Your goal: Set every record down verbatim and omit the pictures.

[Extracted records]

"""

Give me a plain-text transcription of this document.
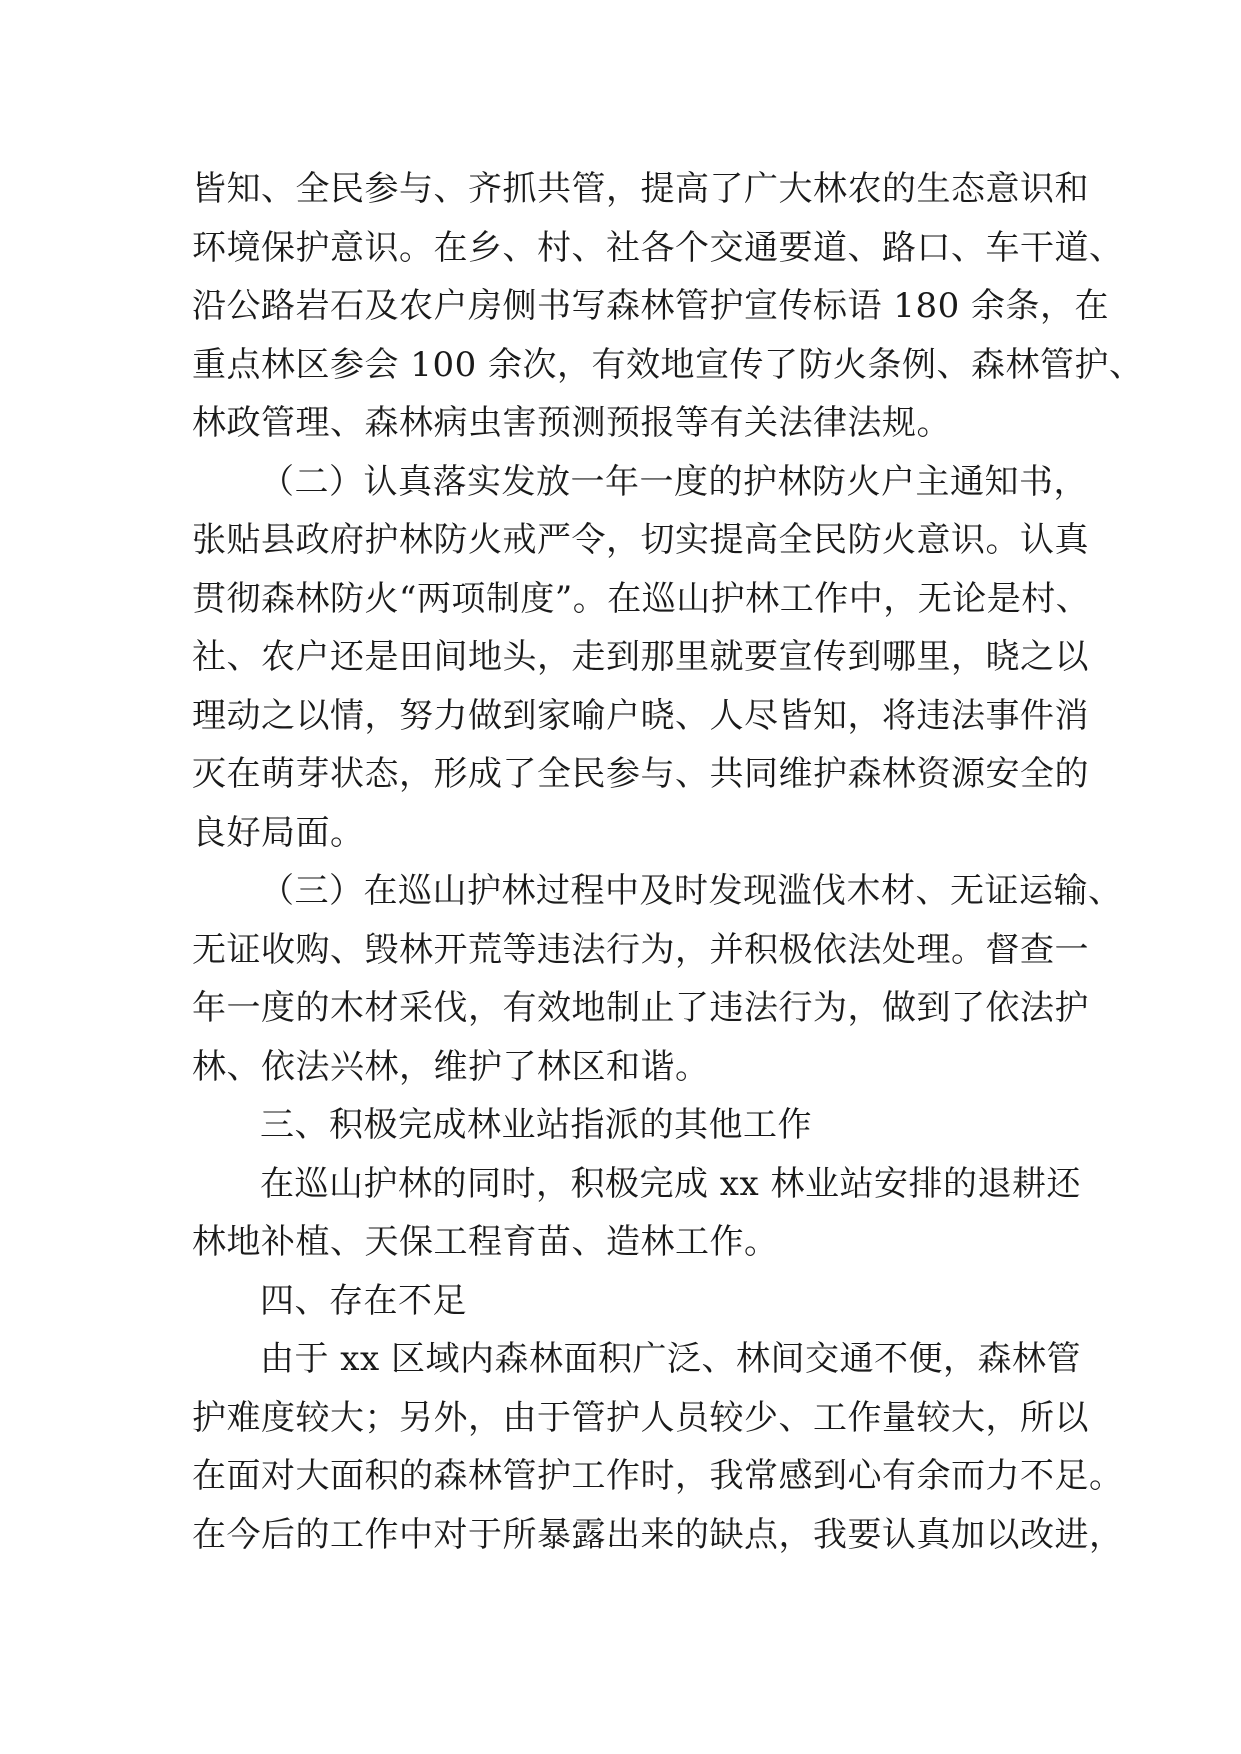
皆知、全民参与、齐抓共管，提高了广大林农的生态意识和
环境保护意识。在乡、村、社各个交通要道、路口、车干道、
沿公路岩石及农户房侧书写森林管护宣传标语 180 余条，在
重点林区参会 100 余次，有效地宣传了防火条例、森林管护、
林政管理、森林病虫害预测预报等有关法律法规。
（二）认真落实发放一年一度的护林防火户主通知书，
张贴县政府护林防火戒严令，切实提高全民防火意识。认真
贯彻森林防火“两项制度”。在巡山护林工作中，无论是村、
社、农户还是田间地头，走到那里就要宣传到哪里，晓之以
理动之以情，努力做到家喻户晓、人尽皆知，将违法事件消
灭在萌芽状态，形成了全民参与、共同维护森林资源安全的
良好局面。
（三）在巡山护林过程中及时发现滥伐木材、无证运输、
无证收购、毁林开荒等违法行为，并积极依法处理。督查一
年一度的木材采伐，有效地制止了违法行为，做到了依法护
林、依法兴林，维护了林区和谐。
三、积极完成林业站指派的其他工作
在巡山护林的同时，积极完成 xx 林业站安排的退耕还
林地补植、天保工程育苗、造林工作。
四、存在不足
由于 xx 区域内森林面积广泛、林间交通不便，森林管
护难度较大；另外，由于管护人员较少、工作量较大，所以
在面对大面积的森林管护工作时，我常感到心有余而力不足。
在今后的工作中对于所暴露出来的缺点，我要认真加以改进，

"""

Solved exercise:
Give me a plain-text transcription of this document.
皆知、全民参与、齐抓共管，提高了广大林农的生态意识和
环境保护意识。在乡、村、社各个交通要道、路口、车干道、
沿公路岩石及农户房侧书写森林管护宣传标语 180 余条，在
重点林区参会 100 余次，有效地宣传了防火条例、森林管护、
林政管理、森林病虫害预测预报等有关法律法规。
（二）认真落实发放一年一度的护林防火户主通知书，
张贴县政府护林防火戒严令，切实提高全民防火意识。认真
贯彻森林防火“两项制度”。在巡山护林工作中，无论是村、
社、农户还是田间地头，走到那里就要宣传到哪里，晓之以
理动之以情，努力做到家喻户晓、人尽皆知，将违法事件消
灭在萌芽状态，形成了全民参与、共同维护森林资源安全的
良好局面。
（三）在巡山护林过程中及时发现滥伐木材、无证运输、
无证收购、毁林开荒等违法行为，并积极依法处理。督查一
年一度的木材采伐，有效地制止了违法行为，做到了依法护
林、依法兴林，维护了林区和谐。
三、积极完成林业站指派的其他工作
在巡山护林的同时，积极完成 xx 林业站安排的退耕还
林地补植、天保工程育苗、造林工作。
四、存在不足
由于 xx 区域内森林面积广泛、林间交通不便，森林管
护难度较大；另外，由于管护人员较少、工作量较大，所以
在面对大面积的森林管护工作时，我常感到心有余而力不足。
在今后的工作中对于所暴露出来的缺点，我要认真加以改进，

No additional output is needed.